● What you should do
Tally every line featuring "Demand", then give that tally alone.

● Dataset rows
▼

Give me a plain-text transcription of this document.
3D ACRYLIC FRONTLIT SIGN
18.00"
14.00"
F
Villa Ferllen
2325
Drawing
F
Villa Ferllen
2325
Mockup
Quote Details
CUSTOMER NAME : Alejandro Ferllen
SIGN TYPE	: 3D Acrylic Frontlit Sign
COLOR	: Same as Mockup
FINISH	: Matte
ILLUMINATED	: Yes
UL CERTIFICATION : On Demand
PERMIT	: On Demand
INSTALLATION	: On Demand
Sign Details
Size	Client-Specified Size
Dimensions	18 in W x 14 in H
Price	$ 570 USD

▲

● Problem solution
3